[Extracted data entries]
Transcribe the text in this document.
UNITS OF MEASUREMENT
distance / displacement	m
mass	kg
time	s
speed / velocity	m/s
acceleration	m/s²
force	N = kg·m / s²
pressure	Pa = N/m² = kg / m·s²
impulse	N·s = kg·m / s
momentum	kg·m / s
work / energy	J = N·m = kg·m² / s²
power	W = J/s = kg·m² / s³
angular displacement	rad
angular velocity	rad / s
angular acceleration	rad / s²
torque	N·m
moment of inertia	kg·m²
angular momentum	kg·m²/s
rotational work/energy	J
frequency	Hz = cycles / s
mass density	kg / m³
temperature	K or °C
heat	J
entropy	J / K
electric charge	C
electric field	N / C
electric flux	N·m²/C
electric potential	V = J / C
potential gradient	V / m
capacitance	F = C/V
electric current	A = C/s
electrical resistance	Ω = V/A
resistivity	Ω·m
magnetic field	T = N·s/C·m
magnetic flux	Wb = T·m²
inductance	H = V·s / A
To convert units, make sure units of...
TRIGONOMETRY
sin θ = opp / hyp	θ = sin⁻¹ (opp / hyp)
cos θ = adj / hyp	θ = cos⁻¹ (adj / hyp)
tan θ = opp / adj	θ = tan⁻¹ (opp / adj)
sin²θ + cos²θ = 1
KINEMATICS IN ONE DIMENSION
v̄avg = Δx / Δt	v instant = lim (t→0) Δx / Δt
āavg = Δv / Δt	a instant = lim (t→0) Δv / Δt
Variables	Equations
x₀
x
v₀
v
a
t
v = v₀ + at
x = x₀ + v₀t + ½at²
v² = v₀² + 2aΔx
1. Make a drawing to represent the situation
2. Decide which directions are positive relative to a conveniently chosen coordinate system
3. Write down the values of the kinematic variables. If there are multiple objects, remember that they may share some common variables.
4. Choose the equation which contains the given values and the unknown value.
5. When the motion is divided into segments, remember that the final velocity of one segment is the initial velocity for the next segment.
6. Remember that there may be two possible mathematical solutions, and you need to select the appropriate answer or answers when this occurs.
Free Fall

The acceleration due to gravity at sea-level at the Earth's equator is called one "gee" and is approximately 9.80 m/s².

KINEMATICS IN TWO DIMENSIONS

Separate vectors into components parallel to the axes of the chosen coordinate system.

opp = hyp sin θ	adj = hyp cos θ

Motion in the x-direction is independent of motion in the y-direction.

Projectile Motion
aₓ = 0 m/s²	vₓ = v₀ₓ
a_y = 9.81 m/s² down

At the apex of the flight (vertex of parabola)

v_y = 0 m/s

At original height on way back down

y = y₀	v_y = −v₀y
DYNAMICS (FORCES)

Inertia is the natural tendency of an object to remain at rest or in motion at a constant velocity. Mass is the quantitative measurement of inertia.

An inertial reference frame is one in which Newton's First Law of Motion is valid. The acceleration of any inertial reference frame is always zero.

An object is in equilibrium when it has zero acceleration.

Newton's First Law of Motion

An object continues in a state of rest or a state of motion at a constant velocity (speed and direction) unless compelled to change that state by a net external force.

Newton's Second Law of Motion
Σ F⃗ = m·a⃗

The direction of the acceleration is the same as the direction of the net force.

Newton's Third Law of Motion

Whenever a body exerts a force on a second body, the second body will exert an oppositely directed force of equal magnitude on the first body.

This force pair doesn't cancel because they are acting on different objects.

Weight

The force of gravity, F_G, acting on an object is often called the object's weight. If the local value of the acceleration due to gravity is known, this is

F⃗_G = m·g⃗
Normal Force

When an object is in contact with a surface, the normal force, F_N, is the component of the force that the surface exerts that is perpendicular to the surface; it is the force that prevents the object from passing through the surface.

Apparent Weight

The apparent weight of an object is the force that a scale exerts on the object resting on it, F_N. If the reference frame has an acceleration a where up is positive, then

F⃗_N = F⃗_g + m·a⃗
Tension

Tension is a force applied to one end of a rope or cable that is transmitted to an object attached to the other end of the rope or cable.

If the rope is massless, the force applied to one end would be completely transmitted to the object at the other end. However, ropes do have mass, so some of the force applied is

Given problem
Each record above should be output again exactly.

Result of the task
Transcribe the text in this document.
UNITS OF MEASUREMENT
distance / displacement	m
mass	kg
time	s
speed / velocity	m/s
acceleration	m/s²
force	N = kg·m / s²
pressure	Pa = N/m² = kg / m·s²
impulse	N·s = kg·m / s
momentum	kg·m / s
work / energy	J = N·m = kg·m² / s²
power	W = J/s = kg·m² / s³
angular displacement	rad
angular velocity	rad / s
angular acceleration	rad / s²
torque	N·m
moment of inertia	kg·m²
angular momentum	kg·m²/s
rotational work/energy	J
frequency	Hz = cycles / s
mass density	kg / m³
temperature	K or °C
heat	J
entropy	J / K
electric charge	C
electric field	N / C
electric flux	N·m²/C
electric potential	V = J / C
potential gradient	V / m
capacitance	F = C/V
electric current	A = C/s
electrical resistance	Ω = V/A
resistivity	Ω·m
magnetic field	T = N·s/C·m
magnetic flux	Wb = T·m²
inductance	H = V·s / A
To convert units, make sure units of...
TRIGONOMETRY
sin θ = opp / hyp	θ = sin⁻¹ (opp / hyp)
cos θ = adj / hyp	θ = cos⁻¹ (adj / hyp)
tan θ = opp / adj	θ = tan⁻¹ (opp / adj)
sin²θ + cos²θ = 1
KINEMATICS IN ONE DIMENSION
v̄avg = Δx / Δt	v instant = lim (t→0) Δx / Δt
āavg = Δv / Δt	a instant = lim (t→0) Δv / Δt
Variables	Equations
x₀
x
v₀
v
a
t
v = v₀ + at
x = x₀ + v₀t + ½at²
v² = v₀² + 2aΔx
1. Make a drawing to represent the situation
2. Decide which directions are positive relative to a conveniently chosen coordinate system
3. Write down the values of the kinematic variables. If there are multiple objects, remember that they may share some common variables.
4. Choose the equation which contains the given values and the unknown value.
5. When the motion is divided into segments, remember that the final velocity of one segment is the initial velocity for the next segment.
6. Remember that there may be two possible mathematical solutions, and you need to select the appropriate answer or answers when this occurs.
Free Fall

The acceleration due to gravity at sea-level at the Earth's equator is called one "gee" and is approximately 9.80 m/s².

KINEMATICS IN TWO DIMENSIONS

Separate vectors into components parallel to the axes of the chosen coordinate system.

opp = hyp sin θ	adj = hyp cos θ

Motion in the x-direction is independent of motion in the y-direction.

Projectile Motion
aₓ = 0 m/s²	vₓ = v₀ₓ
a_y = 9.81 m/s² down

At the apex of the flight (vertex of parabola)

v_y = 0 m/s

At original height on way back down

y = y₀	v_y = −v₀y
DYNAMICS (FORCES)

Inertia is the natural tendency of an object to remain at rest or in motion at a constant velocity. Mass is the quantitative measurement of inertia.

An inertial reference frame is one in which Newton's First Law of Motion is valid. The acceleration of any inertial reference frame is always zero.

An object is in equilibrium when it has zero acceleration.

Newton's First Law of Motion

An object continues in a state of rest or a state of motion at a constant velocity (speed and direction) unless compelled to change that state by a net external force.

Newton's Second Law of Motion
Σ F⃗ = m·a⃗

The direction of the acceleration is the same as the direction of the net force.

Newton's Third Law of Motion

Whenever a body exerts a force on a second body, the second body will exert an oppositely directed force of equal magnitude on the first body.

This force pair doesn't cancel because they are acting on different objects.

Weight

The force of gravity, F_G, acting on an object is often called the object's weight. If the local value of the acceleration due to gravity is known, this is

F⃗_G = m·g⃗
Normal Force

When an object is in contact with a surface, the normal force, F_N, is the component of the force that the surface exerts that is perpendicular to the surface; it is the force that prevents the object from passing through the surface.

Apparent Weight

The apparent weight of an object is the force that a scale exerts on the object resting on it, F_N. If the reference frame has an acceleration a where up is positive, then

F⃗_N = F⃗_g + m·a⃗
Tension

Tension is a force applied to one end of a rope or cable that is transmitted to an object attached to the other end of the rope or cable.

If the rope is massless, the force applied to one end would be completely transmitted to the object at the other end. However, ropes do have mass, so some of the force applied is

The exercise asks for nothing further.